## AIM OF THE EXERCISE
Please edit the items that begin at the line containing "Patent image size: (816, 627)." and stop after the line containing "The substrate 218 is at (660, 237).", swapping "flexible" for "bendable" and leaving everything else unchanged.
+++ TASK INPUTS +++
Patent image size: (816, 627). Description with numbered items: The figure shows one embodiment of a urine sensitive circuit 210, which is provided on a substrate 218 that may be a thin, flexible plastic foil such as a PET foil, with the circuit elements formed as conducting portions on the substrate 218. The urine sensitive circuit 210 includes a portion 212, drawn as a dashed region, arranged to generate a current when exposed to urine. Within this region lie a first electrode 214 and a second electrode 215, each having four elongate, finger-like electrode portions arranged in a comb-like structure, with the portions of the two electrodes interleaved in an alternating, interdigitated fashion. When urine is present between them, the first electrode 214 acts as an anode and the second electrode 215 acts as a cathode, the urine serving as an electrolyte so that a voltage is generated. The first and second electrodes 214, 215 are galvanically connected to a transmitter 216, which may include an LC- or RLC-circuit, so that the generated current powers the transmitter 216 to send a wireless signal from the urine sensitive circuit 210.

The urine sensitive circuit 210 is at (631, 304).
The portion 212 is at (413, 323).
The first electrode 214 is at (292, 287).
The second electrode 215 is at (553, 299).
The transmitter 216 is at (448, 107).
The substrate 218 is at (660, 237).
+++
+++ TASK INPUTS +++
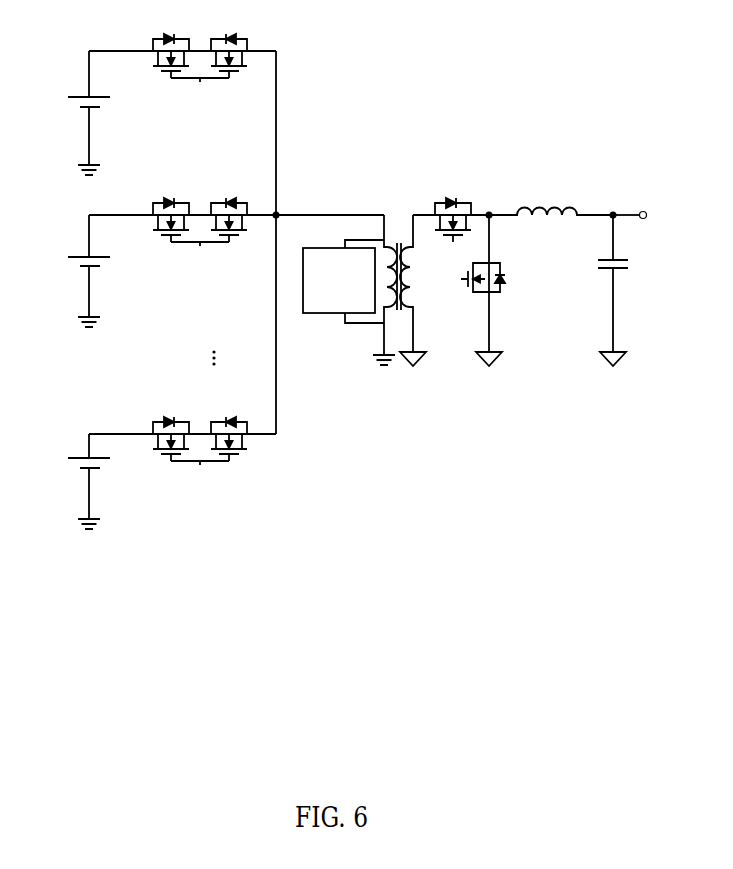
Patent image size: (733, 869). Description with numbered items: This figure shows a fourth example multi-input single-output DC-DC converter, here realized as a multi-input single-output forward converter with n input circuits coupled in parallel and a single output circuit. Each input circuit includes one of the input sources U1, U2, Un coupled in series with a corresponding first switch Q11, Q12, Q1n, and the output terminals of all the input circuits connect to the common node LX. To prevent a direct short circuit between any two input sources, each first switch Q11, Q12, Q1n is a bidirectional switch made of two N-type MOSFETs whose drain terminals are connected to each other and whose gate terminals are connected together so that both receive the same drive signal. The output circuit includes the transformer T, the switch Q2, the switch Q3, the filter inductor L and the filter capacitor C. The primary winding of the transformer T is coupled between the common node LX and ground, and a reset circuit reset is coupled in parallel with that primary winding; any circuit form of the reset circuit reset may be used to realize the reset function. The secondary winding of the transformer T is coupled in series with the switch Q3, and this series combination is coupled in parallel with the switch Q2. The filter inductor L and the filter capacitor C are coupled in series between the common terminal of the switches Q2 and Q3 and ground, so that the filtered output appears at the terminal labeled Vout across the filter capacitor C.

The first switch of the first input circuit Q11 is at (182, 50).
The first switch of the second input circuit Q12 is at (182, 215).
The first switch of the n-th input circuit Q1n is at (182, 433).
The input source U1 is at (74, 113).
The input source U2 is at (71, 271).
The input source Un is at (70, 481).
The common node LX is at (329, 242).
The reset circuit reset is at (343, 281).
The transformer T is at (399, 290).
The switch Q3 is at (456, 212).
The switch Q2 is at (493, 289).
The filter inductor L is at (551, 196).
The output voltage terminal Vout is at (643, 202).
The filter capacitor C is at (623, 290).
+++
+++ TASK INPUTS +++
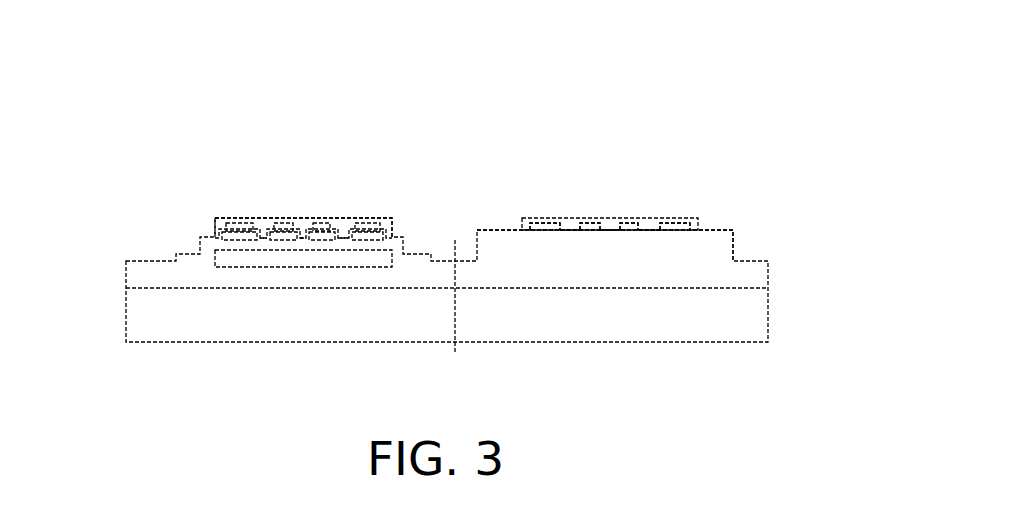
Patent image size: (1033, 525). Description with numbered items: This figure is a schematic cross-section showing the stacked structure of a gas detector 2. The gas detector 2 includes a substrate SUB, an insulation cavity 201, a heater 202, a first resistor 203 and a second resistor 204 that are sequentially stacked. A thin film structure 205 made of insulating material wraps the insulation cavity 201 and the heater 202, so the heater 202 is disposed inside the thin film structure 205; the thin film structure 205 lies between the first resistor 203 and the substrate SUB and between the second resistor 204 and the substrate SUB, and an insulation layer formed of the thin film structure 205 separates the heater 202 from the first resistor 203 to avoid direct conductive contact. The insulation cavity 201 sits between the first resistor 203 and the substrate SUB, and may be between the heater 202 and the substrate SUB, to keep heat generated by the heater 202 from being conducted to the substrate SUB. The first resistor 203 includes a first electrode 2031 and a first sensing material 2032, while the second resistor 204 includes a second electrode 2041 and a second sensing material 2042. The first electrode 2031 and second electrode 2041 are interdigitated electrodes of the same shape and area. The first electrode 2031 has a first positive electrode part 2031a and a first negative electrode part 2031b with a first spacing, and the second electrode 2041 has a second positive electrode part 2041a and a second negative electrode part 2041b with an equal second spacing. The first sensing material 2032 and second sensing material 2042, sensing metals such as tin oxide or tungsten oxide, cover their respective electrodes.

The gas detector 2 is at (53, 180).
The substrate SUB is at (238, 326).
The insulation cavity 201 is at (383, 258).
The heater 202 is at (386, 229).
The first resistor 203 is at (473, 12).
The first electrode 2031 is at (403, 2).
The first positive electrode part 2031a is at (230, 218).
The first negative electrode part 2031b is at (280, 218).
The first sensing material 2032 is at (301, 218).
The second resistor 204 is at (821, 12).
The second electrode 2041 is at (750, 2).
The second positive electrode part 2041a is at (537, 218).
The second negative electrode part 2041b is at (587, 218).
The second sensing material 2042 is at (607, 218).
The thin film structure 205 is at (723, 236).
+++
## SOLUTION TO THIS TASK
Patent image size: (816, 627). Description with numbered items: The figure shows one embodiment of a urine sensitive circuit 210, which is provided on a substrate 218 that may be a thin, bendable plastic foil such as a PET foil, with the circuit elements formed as conducting portions on the substrate 218. The urine sensitive circuit 210 includes a portion 212, drawn as a dashed region, arranged to generate a current when exposed to urine. Within this region lie a first electrode 214 and a second electrode 215, each having four elongate, finger-like electrode portions arranged in a comb-like structure, with the portions of the two electrodes interleaved in an alternating, interdigitated fashion. When urine is present between them, the first electrode 214 acts as an anode and the second electrode 215 acts as a cathode, the urine serving as an electrolyte so that a voltage is generated. The first and second electrodes 214, 215 are galvanically connected to a transmitter 216, which may include an LC- or RLC-circuit, so that the generated current powers the transmitter 216 to send a wireless signal from the urine sensitive circuit 210.

The urine sensitive circuit 210 is at (631, 304).
The portion 212 is at (413, 323).
The first electrode 214 is at (292, 287).
The second electrode 215 is at (553, 299).
The transmitter 216 is at (448, 107).
The substrate 218 is at (660, 237).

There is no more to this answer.